## GIVEN REQUEST
Quote all of the data below exactly, please.

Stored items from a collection
━━━━━━━━

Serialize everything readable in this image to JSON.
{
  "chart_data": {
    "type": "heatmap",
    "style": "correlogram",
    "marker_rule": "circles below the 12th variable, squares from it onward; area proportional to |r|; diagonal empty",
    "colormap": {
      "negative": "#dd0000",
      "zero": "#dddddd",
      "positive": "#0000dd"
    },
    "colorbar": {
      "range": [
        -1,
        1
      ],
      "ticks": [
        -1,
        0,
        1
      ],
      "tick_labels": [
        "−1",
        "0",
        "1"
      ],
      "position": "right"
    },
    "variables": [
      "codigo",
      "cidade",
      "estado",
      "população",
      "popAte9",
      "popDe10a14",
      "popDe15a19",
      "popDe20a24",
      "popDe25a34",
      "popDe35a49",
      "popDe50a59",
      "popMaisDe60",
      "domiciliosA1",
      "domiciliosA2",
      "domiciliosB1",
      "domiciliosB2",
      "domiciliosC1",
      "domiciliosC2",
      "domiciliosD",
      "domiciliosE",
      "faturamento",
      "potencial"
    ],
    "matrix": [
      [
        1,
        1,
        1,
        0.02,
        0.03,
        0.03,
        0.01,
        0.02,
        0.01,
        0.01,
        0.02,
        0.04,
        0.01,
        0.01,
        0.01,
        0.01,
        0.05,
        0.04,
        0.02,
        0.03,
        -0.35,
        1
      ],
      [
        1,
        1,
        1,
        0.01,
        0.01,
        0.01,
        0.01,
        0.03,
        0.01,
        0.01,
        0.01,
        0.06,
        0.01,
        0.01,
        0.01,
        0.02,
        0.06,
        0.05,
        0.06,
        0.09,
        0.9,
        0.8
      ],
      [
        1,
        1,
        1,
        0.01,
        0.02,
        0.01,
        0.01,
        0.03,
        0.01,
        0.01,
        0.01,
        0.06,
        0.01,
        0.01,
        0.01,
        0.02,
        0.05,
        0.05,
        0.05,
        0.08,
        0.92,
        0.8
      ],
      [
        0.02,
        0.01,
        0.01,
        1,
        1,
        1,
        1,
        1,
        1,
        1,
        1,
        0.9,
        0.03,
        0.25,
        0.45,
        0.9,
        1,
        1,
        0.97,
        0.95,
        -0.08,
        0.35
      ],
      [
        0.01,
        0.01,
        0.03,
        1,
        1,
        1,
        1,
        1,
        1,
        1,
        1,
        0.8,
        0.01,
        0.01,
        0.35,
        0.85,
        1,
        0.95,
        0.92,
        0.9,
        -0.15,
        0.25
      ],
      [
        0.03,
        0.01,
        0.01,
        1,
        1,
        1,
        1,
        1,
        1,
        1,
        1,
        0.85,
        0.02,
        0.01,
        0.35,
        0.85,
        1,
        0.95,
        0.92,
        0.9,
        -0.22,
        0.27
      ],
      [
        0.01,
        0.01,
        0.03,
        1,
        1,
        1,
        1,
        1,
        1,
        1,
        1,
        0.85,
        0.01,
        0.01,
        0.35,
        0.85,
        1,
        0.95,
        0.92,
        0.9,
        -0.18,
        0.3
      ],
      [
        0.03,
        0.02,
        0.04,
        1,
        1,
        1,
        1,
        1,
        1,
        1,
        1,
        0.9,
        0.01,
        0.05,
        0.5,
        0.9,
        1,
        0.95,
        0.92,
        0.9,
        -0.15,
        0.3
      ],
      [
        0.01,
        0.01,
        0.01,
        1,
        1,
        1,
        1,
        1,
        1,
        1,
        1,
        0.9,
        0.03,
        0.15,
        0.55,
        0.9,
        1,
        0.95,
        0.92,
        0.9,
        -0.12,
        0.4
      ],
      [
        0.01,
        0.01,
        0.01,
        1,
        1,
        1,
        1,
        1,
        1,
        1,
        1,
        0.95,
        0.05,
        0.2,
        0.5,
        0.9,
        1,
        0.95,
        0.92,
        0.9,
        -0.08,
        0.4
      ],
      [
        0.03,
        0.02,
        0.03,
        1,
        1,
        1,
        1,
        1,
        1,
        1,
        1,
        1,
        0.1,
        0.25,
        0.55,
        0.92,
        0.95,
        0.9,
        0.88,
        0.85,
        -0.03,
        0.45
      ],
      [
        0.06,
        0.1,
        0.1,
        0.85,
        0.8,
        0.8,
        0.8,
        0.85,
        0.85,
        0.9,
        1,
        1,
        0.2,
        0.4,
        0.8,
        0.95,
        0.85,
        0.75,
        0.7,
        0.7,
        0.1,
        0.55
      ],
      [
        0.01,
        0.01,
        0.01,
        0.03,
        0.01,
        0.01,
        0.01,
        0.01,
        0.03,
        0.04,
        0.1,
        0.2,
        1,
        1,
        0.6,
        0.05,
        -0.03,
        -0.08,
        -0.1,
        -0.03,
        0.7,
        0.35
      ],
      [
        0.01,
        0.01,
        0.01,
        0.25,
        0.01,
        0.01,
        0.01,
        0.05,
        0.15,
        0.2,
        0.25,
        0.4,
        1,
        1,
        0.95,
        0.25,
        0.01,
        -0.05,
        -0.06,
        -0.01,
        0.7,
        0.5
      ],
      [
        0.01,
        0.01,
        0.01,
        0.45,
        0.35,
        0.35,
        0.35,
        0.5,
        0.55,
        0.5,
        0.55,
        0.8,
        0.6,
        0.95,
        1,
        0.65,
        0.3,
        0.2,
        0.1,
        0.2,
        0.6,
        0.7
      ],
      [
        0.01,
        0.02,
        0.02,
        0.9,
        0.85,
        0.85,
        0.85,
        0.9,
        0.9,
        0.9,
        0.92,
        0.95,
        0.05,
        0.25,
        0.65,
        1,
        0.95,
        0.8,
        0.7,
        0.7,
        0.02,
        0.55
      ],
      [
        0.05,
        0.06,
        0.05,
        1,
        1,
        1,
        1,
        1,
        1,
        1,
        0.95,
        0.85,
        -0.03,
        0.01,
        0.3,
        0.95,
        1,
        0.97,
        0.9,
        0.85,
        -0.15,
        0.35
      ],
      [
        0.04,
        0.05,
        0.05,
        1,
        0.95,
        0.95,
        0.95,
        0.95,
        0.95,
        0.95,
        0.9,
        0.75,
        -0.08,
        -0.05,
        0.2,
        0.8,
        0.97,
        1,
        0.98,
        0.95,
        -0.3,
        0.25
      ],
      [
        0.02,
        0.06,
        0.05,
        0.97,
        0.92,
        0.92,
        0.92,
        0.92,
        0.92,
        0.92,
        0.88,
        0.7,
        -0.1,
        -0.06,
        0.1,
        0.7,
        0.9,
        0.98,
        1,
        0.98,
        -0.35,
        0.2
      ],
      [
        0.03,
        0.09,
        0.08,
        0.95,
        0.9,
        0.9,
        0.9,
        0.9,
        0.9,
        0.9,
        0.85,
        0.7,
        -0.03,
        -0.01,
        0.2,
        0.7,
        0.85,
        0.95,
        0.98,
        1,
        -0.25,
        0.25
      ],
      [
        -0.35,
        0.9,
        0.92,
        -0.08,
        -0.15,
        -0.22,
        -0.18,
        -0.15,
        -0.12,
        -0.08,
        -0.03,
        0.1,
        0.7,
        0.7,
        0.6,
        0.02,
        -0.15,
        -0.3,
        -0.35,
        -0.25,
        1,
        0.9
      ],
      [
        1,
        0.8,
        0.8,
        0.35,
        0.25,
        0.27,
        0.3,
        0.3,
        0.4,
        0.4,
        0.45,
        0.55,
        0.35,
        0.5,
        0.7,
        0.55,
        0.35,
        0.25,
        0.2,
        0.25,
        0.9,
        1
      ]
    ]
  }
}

━━━━━━━━

## TASK RESULT
Serialize everything readable in this image to JSON.
{
  "chart_data": {
    "type": "heatmap",
    "style": "correlogram",
    "marker_rule": "circles below the 12th variable, squares from it onward; area proportional to |r|; diagonal empty",
    "colormap": {
      "negative": "#dd0000",
      "zero": "#dddddd",
      "positive": "#0000dd"
    },
    "colorbar": {
      "range": [
        -1,
        1
      ],
      "ticks": [
        -1,
        0,
        1
      ],
      "tick_labels": [
        "−1",
        "0",
        "1"
      ],
      "position": "right"
    },
    "variables": [
      "codigo",
      "cidade",
      "estado",
      "população",
      "popAte9",
      "popDe10a14",
      "popDe15a19",
      "popDe20a24",
      "popDe25a34",
      "popDe35a49",
      "popDe50a59",
      "popMaisDe60",
      "domiciliosA1",
      "domiciliosA2",
      "domiciliosB1",
      "domiciliosB2",
      "domiciliosC1",
      "domiciliosC2",
      "domiciliosD",
      "domiciliosE",
      "faturamento",
      "potencial"
    ],
    "matrix": [
      [
        1,
        1,
        1,
        0.02,
        0.03,
        0.03,
        0.01,
        0.02,
        0.01,
        0.01,
        0.02,
        0.04,
        0.01,
        0.01,
        0.01,
        0.01,
        0.05,
        0.04,
        0.02,
        0.03,
        -0.35,
        1
      ],
      [
        1,
        1,
        1,
        0.01,
        0.01,
        0.01,
        0.01,
        0.03,
        0.01,
        0.01,
        0.01,
        0.06,
        0.01,
        0.01,
        0.01,
        0.02,
        0.06,
        0.05,
        0.06,
        0.09,
        0.9,
        0.8
      ],
      [
        1,
        1,
        1,
        0.01,
        0.02,
        0.01,
        0.01,
        0.03,
        0.01,
        0.01,
        0.01,
        0.06,
        0.01,
        0.01,
        0.01,
        0.02,
        0.05,
        0.05,
        0.05,
        0.08,
        0.92,
        0.8
      ],
      [
        0.02,
        0.01,
        0.01,
        1,
        1,
        1,
        1,
        1,
        1,
        1,
        1,
        0.9,
        0.03,
        0.25,
        0.45,
        0.9,
        1,
        1,
        0.97,
        0.95,
        -0.08,
        0.35
      ],
      [
        0.01,
        0.01,
        0.03,
        1,
        1,
        1,
        1,
        1,
        1,
        1,
        1,
        0.8,
        0.01,
        0.01,
        0.35,
        0.85,
        1,
        0.95,
        0.92,
        0.9,
        -0.15,
        0.25
      ],
      [
        0.03,
        0.01,
        0.01,
        1,
        1,
        1,
        1,
        1,
        1,
        1,
        1,
        0.85,
        0.02,
        0.01,
        0.35,
        0.85,
        1,
        0.95,
        0.92,
        0.9,
        -0.22,
        0.27
      ],
      [
        0.01,
        0.01,
        0.03,
        1,
        1,
        1,
        1,
        1,
        1,
        1,
        1,
        0.85,
        0.01,
        0.01,
        0.35,
        0.85,
        1,
        0.95,
        0.92,
        0.9,
        -0.18,
        0.3
      ],
      [
        0.03,
        0.02,
        0.04,
        1,
        1,
        1,
        1,
        1,
        1,
        1,
        1,
        0.9,
        0.01,
        0.05,
        0.5,
        0.9,
        1,
        0.95,
        0.92,
        0.9,
        -0.15,
        0.3
      ],
      [
        0.01,
        0.01,
        0.01,
        1,
        1,
        1,
        1,
        1,
        1,
        1,
        1,
        0.9,
        0.03,
        0.15,
        0.55,
        0.9,
        1,
        0.95,
        0.92,
        0.9,
        -0.12,
        0.4
      ],
      [
        0.01,
        0.01,
        0.01,
        1,
        1,
        1,
        1,
        1,
        1,
        1,
        1,
        0.95,
        0.05,
        0.2,
        0.5,
        0.9,
        1,
        0.95,
        0.92,
        0.9,
        -0.08,
        0.4
      ],
      [
        0.03,
        0.02,
        0.03,
        1,
        1,
        1,
        1,
        1,
        1,
        1,
        1,
        1,
        0.1,
        0.25,
        0.55,
        0.92,
        0.95,
        0.9,
        0.88,
        0.85,
        -0.03,
        0.45
      ],
      [
        0.06,
        0.1,
        0.1,
        0.85,
        0.8,
        0.8,
        0.8,
        0.85,
        0.85,
        0.9,
        1,
        1,
        0.2,
        0.4,
        0.8,
        0.95,
        0.85,
        0.75,
        0.7,
        0.7,
        0.1,
        0.55
      ],
      [
        0.01,
        0.01,
        0.01,
        0.03,
        0.01,
        0.01,
        0.01,
        0.01,
        0.03,
        0.04,
        0.1,
        0.2,
        1,
        1,
        0.6,
        0.05,
        -0.03,
        -0.08,
        -0.1,
        -0.03,
        0.7,
        0.35
      ],
      [
        0.01,
        0.01,
        0.01,
        0.25,
        0.01,
        0.01,
        0.01,
        0.05,
        0.15,
        0.2,
        0.25,
        0.4,
        1,
        1,
        0.95,
        0.25,
        0.01,
        -0.05,
        -0.06,
        -0.01,
        0.7,
        0.5
      ],
      [
        0.01,
        0.01,
        0.01,
        0.45,
        0.35,
        0.35,
        0.35,
        0.5,
        0.55,
        0.5,
        0.55,
        0.8,
        0.6,
        0.95,
        1,
        0.65,
        0.3,
        0.2,
        0.1,
        0.2,
        0.6,
        0.7
      ],
      [
        0.01,
        0.02,
        0.02,
        0.9,
        0.85,
        0.85,
        0.85,
        0.9,
        0.9,
        0.9,
        0.92,
        0.95,
        0.05,
        0.25,
        0.65,
        1,
        0.95,
        0.8,
        0.7,
        0.7,
        0.02,
        0.55
      ],
      [
        0.05,
        0.06,
        0.05,
        1,
        1,
        1,
        1,
        1,
        1,
        1,
        0.95,
        0.85,
        -0.03,
        0.01,
        0.3,
        0.95,
        1,
        0.97,
        0.9,
        0.85,
        -0.15,
        0.35
      ],
      [
        0.04,
        0.05,
        0.05,
        1,
        0.95,
        0.95,
        0.95,
        0.95,
        0.95,
        0.95,
        0.9,
        0.75,
        -0.08,
        -0.05,
        0.2,
        0.8,
        0.97,
        1,
        0.98,
        0.95,
        -0.3,
        0.25
      ],
      [
        0.02,
        0.06,
        0.05,
        0.97,
        0.92,
        0.92,
        0.92,
        0.92,
        0.92,
        0.92,
        0.88,
        0.7,
        -0.1,
        -0.06,
        0.1,
        0.7,
        0.9,
        0.98,
        1,
        0.98,
        -0.35,
        0.2
      ],
      [
        0.03,
        0.09,
        0.08,
        0.95,
        0.9,
        0.9,
        0.9,
        0.9,
        0.9,
        0.9,
        0.85,
        0.7,
        -0.03,
        -0.01,
        0.2,
        0.7,
        0.85,
        0.95,
        0.98,
        1,
        -0.25,
        0.25
      ],
      [
        -0.35,
        0.9,
        0.92,
        -0.08,
        -0.15,
        -0.22,
        -0.18,
        -0.15,
        -0.12,
        -0.08,
        -0.03,
        0.1,
        0.7,
        0.7,
        0.6,
        0.02,
        -0.15,
        -0.3,
        -0.35,
        -0.25,
        1,
        0.9
      ],
      [
        1,
        0.8,
        0.8,
        0.35,
        0.25,
        0.27,
        0.3,
        0.3,
        0.4,
        0.4,
        0.45,
        0.55,
        0.35,
        0.5,
        0.7,
        0.55,
        0.35,
        0.25,
        0.2,
        0.25,
        0.9,
        1
      ]
    ]
  }
}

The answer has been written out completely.